* [GIVEN EXERCISE]: In your copy, leave out the pictures and repeat the entries below exactly.

Structured figure records
=-=-=-=-=

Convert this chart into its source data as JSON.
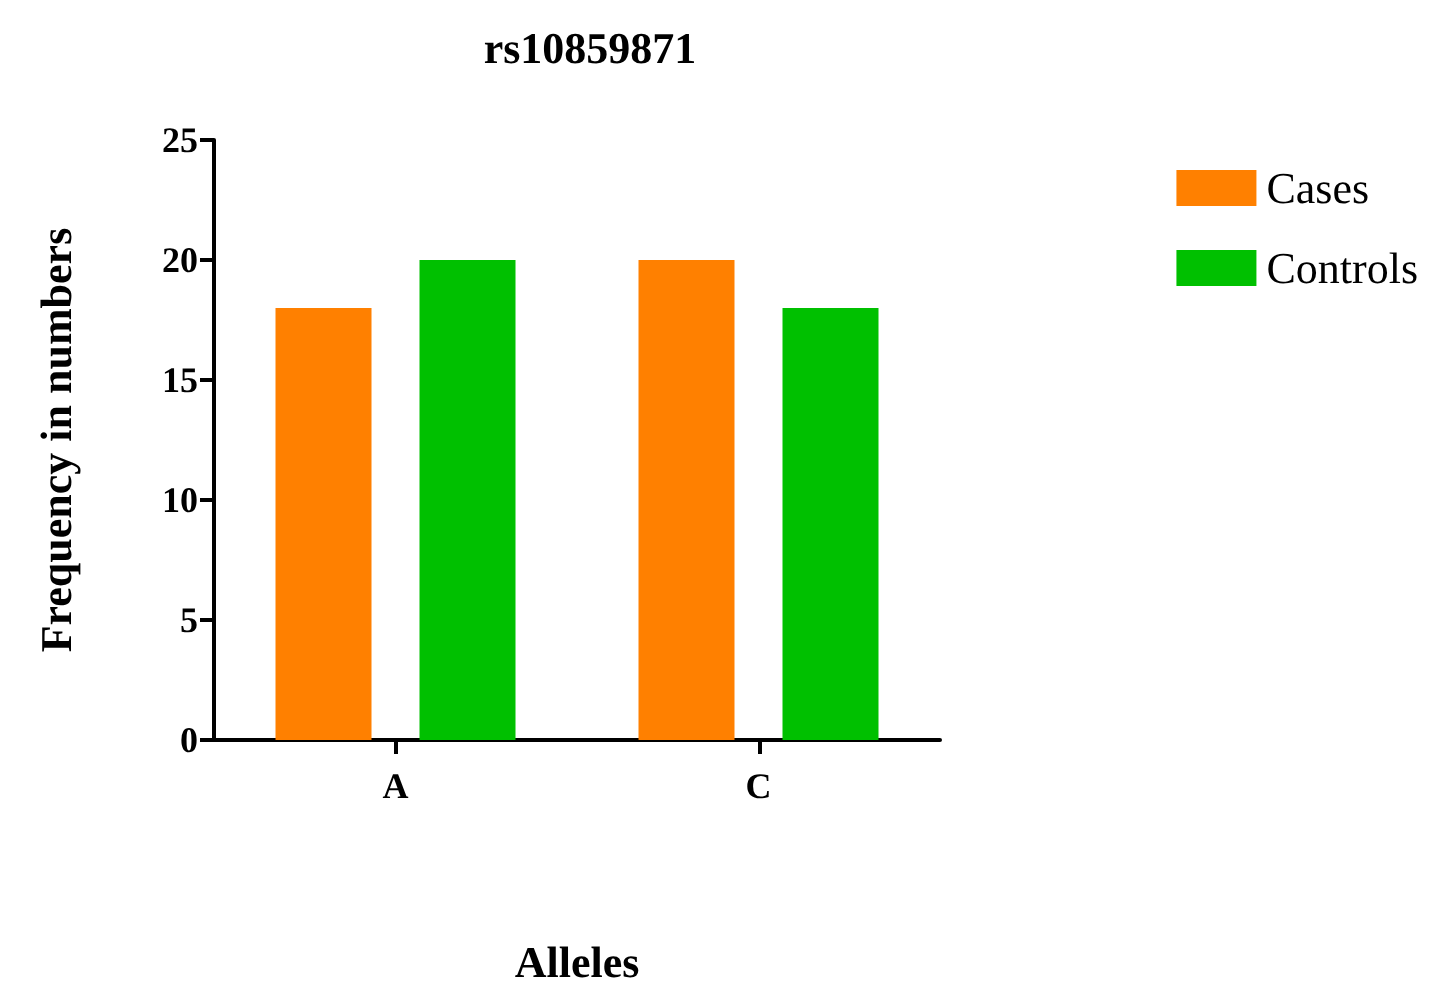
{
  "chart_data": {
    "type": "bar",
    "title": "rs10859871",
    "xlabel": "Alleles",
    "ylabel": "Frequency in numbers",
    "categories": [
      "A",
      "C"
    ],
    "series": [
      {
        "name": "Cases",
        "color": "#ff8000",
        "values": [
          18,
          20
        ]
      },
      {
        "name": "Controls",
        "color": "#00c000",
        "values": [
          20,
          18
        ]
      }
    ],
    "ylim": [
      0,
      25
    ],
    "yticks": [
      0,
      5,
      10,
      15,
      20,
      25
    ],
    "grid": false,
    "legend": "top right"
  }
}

=-=-=-=-=

* [REPLY]:
Convert this chart into its source data as JSON.
{
  "chart_data": {
    "type": "bar",
    "title": "rs10859871",
    "xlabel": "Alleles",
    "ylabel": "Frequency in numbers",
    "categories": [
      "A",
      "C"
    ],
    "series": [
      {
        "name": "Cases",
        "color": "#ff8000",
        "values": [
          18,
          20
        ]
      },
      {
        "name": "Controls",
        "color": "#00c000",
        "values": [
          20,
          18
        ]
      }
    ],
    "ylim": [
      0,
      25
    ],
    "yticks": [
      0,
      5,
      10,
      15,
      20,
      25
    ],
    "grid": false,
    "legend": "top right"
  }
}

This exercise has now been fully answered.